* **What you need to do**
Below are some records. Say in a single number how many of their lines include the word "destroyed".

(Dataset entries)

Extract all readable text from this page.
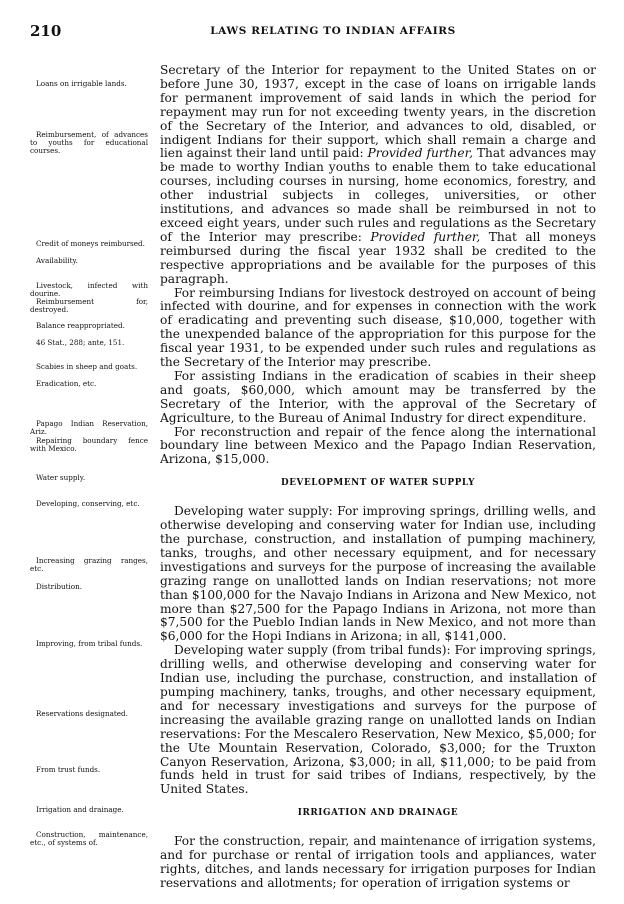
210	LAWS RELATING TO INDIAN AFFAIRS
Loans on irrigable lands.
Reimbursement, of advances to youths for educational courses.
Credit of moneys reimbursed.
Availability.
Livestock, infected with dourine.
Reimbursement for, destroyed.
Balance reappropriated.
46 Stat., 288; ante, 151.
Scabies in sheep and goats.
Eradication, etc.
Papago Indian Reservation, Ariz.
Repairing boundary fence with Mexico.
Water supply.
Developing, conserving, etc.
Increasing grazing ranges, etc.
Distribution.
Improving, from tribal funds.
Reservations designated.
From trust funds.
Irrigation and drainage.
Construction, maintenance, etc., of systems of.

Secretary of the Interior for repayment to the United States on or before June 30, 1937, except in the case of loans on irrigable lands for permanent improvement of said lands in which the period for repayment may run for not exceeding twenty years, in the discretion of the Secretary of the Interior, and advances to old, disabled, or indigent Indians for their support, which shall remain a charge and lien against their land until paid: Provided further, That advances may be made to worthy Indian youths to enable them to take educational courses, including courses in nursing, home economics, forestry, and other industrial subjects in colleges, universities, or other institutions, and advances so made shall be reimbursed in not to exceed eight years, under such rules and regulations as the Secretary of the Interior may prescribe: Provided further, That all moneys reimbursed during the fiscal year 1932 shall be credited to the respective appropriations and be available for the purposes of this paragraph.

For reimbursing Indians for livestock destroyed on account of being infected with dourine, and for expenses in connection with the work of eradicating and preventing such disease, $10,000, together with the unexpended balance of the appropriation for this purpose for the fiscal year 1931, to be expended under such rules and regulations as the Secretary of the Interior may prescribe.

For assisting Indians in the eradication of scabies in their sheep and goats, $60,000, which amount may be transferred by the Secretary of the Interior, with the approval of the Secretary of Agriculture, to the Bureau of Animal Industry for direct expenditure.

For reconstruction and repair of the fence along the international boundary line between Mexico and the Papago Indian Reservation, Arizona, $15,000.

DEVELOPMENT OF WATER SUPPLY

Developing water supply: For improving springs, drilling wells, and otherwise developing and conserving water for Indian use, including the purchase, construction, and installation of pumping machinery, tanks, troughs, and other necessary equipment, and for necessary investigations and surveys for the purpose of increasing the available grazing range on unallotted lands on Indian reservations; not more than $100,000 for the Navajo Indians in Arizona and New Mexico, not more than $27,500 for the Papago Indians in Arizona, not more than $7,500 for the Pueblo Indian lands in New Mexico, and not more than $6,000 for the Hopi Indians in Arizona; in all, $141,000.

Developing water supply (from tribal funds): For improving springs, drilling wells, and otherwise developing and conserving water for Indian use, including the purchase, construction, and installation of pumping machinery, tanks, troughs, and other necessary equipment, and for necessary investigations and surveys for the purpose of increasing the available grazing range on unallotted lands on Indian reservations: For the Mescalero Reservation, New Mexico, $5,000; for the Ute Mountain Reservation, Colorado, $3,000; for the Truxton Canyon Reservation, Arizona, $3,000; in all, $11,000; to be paid from funds held in trust for said tribes of Indians, respectively, by the United States.

IRRIGATION AND DRAINAGE

For the construction, repair, and maintenance of irrigation systems, and for purchase or rental of irrigation tools and appliances, water rights, ditches, and lands necessary for irrigation purposes for Indian reservations and allotments; for operation of irrigation systems or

* **Full answer**
2